Omit the pictures and return every entry exactly as written.

══ Dataset records

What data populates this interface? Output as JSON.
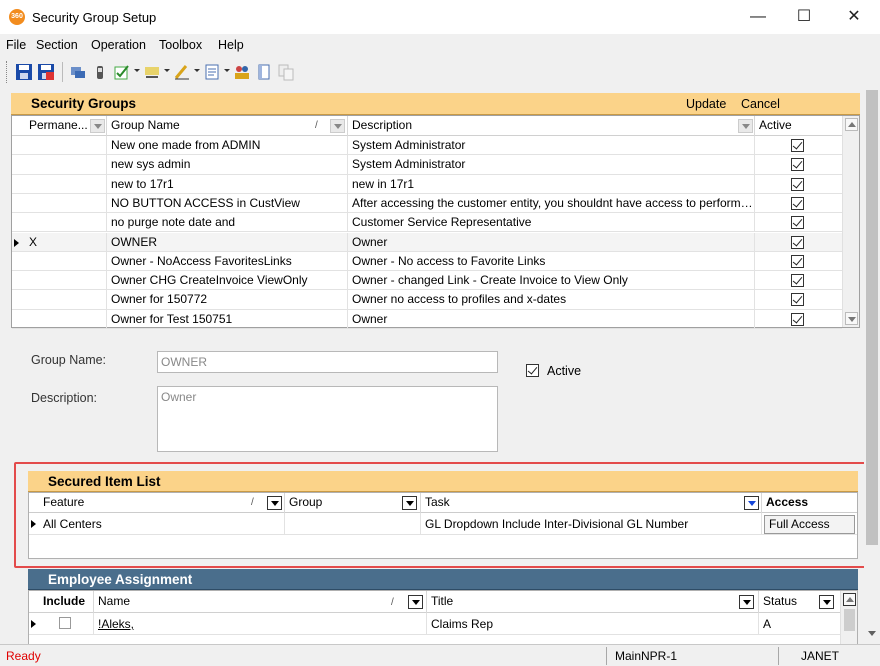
{
  "window": {
    "title": "Security Group Setup",
    "app_badge": "360",
    "minimize": "—",
    "maximize": "☐",
    "close": "✕"
  },
  "menu": [
    "File",
    "Section",
    "Operation",
    "Toolbox",
    "Help"
  ],
  "toolbar": {
    "icons": [
      "save-icon",
      "save-all-icon",
      "refresh-icon",
      "security-icon",
      "check-icon",
      "highlight-icon",
      "pen-icon",
      "document-icon",
      "users-icon",
      "page-icon",
      "copy-icon"
    ]
  },
  "security_groups": {
    "title": "Security Groups",
    "update_label": "Update",
    "cancel_label": "Cancel",
    "columns": {
      "permanent": "Permane...",
      "group_name": "Group Name",
      "description": "Description",
      "active": "Active"
    },
    "rows": [
      {
        "permanent": "",
        "group_name": "New one made from ADMIN",
        "description": "System Administrator",
        "active": true,
        "selected": false
      },
      {
        "permanent": "",
        "group_name": "new sys admin",
        "description": "System Administrator",
        "active": true,
        "selected": false
      },
      {
        "permanent": "",
        "group_name": "new to 17r1",
        "description": "new in 17r1",
        "active": true,
        "selected": false
      },
      {
        "permanent": "",
        "group_name": "NO BUTTON ACCESS in CustView",
        "description": "After accessing the customer entity, you shouldnt have access to perform a...",
        "active": true,
        "selected": false
      },
      {
        "permanent": "",
        "group_name": "no purge note date and",
        "description": "Customer Service Representative",
        "active": true,
        "selected": false
      },
      {
        "permanent": "X",
        "group_name": "OWNER",
        "description": "Owner",
        "active": true,
        "selected": true
      },
      {
        "permanent": "",
        "group_name": "Owner - NoAccess  FavoritesLinks",
        "description": "Owner - No access to Favorite Links",
        "active": true,
        "selected": false
      },
      {
        "permanent": "",
        "group_name": "Owner CHG CreateInvoice ViewOnly",
        "description": "Owner - changed Link - Create Invoice to View Only",
        "active": true,
        "selected": false
      },
      {
        "permanent": "",
        "group_name": "Owner for 150772",
        "description": "Owner no access to profiles and x-dates",
        "active": true,
        "selected": false
      },
      {
        "permanent": "",
        "group_name": "Owner for Test 150751",
        "description": "Owner",
        "active": true,
        "selected": false
      }
    ]
  },
  "detail_form": {
    "group_name_label": "Group Name:",
    "group_name_value": "OWNER",
    "description_label": "Description:",
    "description_value": "Owner",
    "active_label": "Active",
    "active_checked": true
  },
  "secured_items": {
    "title": "Secured Item List",
    "columns": {
      "feature": "Feature",
      "group": "Group",
      "task": "Task",
      "access": "Access"
    },
    "rows": [
      {
        "feature": "All Centers",
        "group": "",
        "task": "GL Dropdown Include Inter-Divisional GL Number",
        "access": "Full Access"
      }
    ]
  },
  "employee_assignment": {
    "title": "Employee Assignment",
    "columns": {
      "include": "Include",
      "name": "Name",
      "title": "Title",
      "status": "Status"
    },
    "rows": [
      {
        "include": false,
        "name": "!Aleks,",
        "title": "Claims Rep",
        "status": "A"
      }
    ]
  },
  "status_bar": {
    "status": "Ready",
    "server": "MainNPR-1",
    "user": "JANET"
  },
  "colors": {
    "panel_header_orange": "#fbd389",
    "panel_header_blue": "#4a6e8c",
    "highlight_red": "#e34b4b",
    "ready_red": "#e00000"
  }
}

════

▶ **Reply**:
What data populates this interface? Output as JSON.
{
  "window": {
    "title": "Security Group Setup",
    "app_badge": "360",
    "minimize": "—",
    "maximize": "☐",
    "close": "✕"
  },
  "menu": [
    "File",
    "Section",
    "Operation",
    "Toolbox",
    "Help"
  ],
  "toolbar": {
    "icons": [
      "save-icon",
      "save-all-icon",
      "refresh-icon",
      "security-icon",
      "check-icon",
      "highlight-icon",
      "pen-icon",
      "document-icon",
      "users-icon",
      "page-icon",
      "copy-icon"
    ]
  },
  "security_groups": {
    "title": "Security Groups",
    "update_label": "Update",
    "cancel_label": "Cancel",
    "columns": {
      "permanent": "Permane...",
      "group_name": "Group Name",
      "description": "Description",
      "active": "Active"
    },
    "rows": [
      {
        "permanent": "",
        "group_name": "New one made from ADMIN",
        "description": "System Administrator",
        "active": true,
        "selected": false
      },
      {
        "permanent": "",
        "group_name": "new sys admin",
        "description": "System Administrator",
        "active": true,
        "selected": false
      },
      {
        "permanent": "",
        "group_name": "new to 17r1",
        "description": "new in 17r1",
        "active": true,
        "selected": false
      },
      {
        "permanent": "",
        "group_name": "NO BUTTON ACCESS in CustView",
        "description": "After accessing the customer entity, you shouldnt have access to perform a...",
        "active": true,
        "selected": false
      },
      {
        "permanent": "",
        "group_name": "no purge note date and",
        "description": "Customer Service Representative",
        "active": true,
        "selected": false
      },
      {
        "permanent": "X",
        "group_name": "OWNER",
        "description": "Owner",
        "active": true,
        "selected": true
      },
      {
        "permanent": "",
        "group_name": "Owner - NoAccess  FavoritesLinks",
        "description": "Owner - No access to Favorite Links",
        "active": true,
        "selected": false
      },
      {
        "permanent": "",
        "group_name": "Owner CHG CreateInvoice ViewOnly",
        "description": "Owner - changed Link - Create Invoice to View Only",
        "active": true,
        "selected": false
      },
      {
        "permanent": "",
        "group_name": "Owner for 150772",
        "description": "Owner no access to profiles and x-dates",
        "active": true,
        "selected": false
      },
      {
        "permanent": "",
        "group_name": "Owner for Test 150751",
        "description": "Owner",
        "active": true,
        "selected": false
      }
    ]
  },
  "detail_form": {
    "group_name_label": "Group Name:",
    "group_name_value": "OWNER",
    "description_label": "Description:",
    "description_value": "Owner",
    "active_label": "Active",
    "active_checked": true
  },
  "secured_items": {
    "title": "Secured Item List",
    "columns": {
      "feature": "Feature",
      "group": "Group",
      "task": "Task",
      "access": "Access"
    },
    "rows": [
      {
        "feature": "All Centers",
        "group": "",
        "task": "GL Dropdown Include Inter-Divisional GL Number",
        "access": "Full Access"
      }
    ]
  },
  "employee_assignment": {
    "title": "Employee Assignment",
    "columns": {
      "include": "Include",
      "name": "Name",
      "title": "Title",
      "status": "Status"
    },
    "rows": [
      {
        "include": false,
        "name": "!Aleks,",
        "title": "Claims Rep",
        "status": "A"
      }
    ]
  },
  "status_bar": {
    "status": "Ready",
    "server": "MainNPR-1",
    "user": "JANET"
  },
  "colors": {
    "panel_header_orange": "#fbd389",
    "panel_header_blue": "#4a6e8c",
    "highlight_red": "#e34b4b",
    "ready_red": "#e00000"
  }
}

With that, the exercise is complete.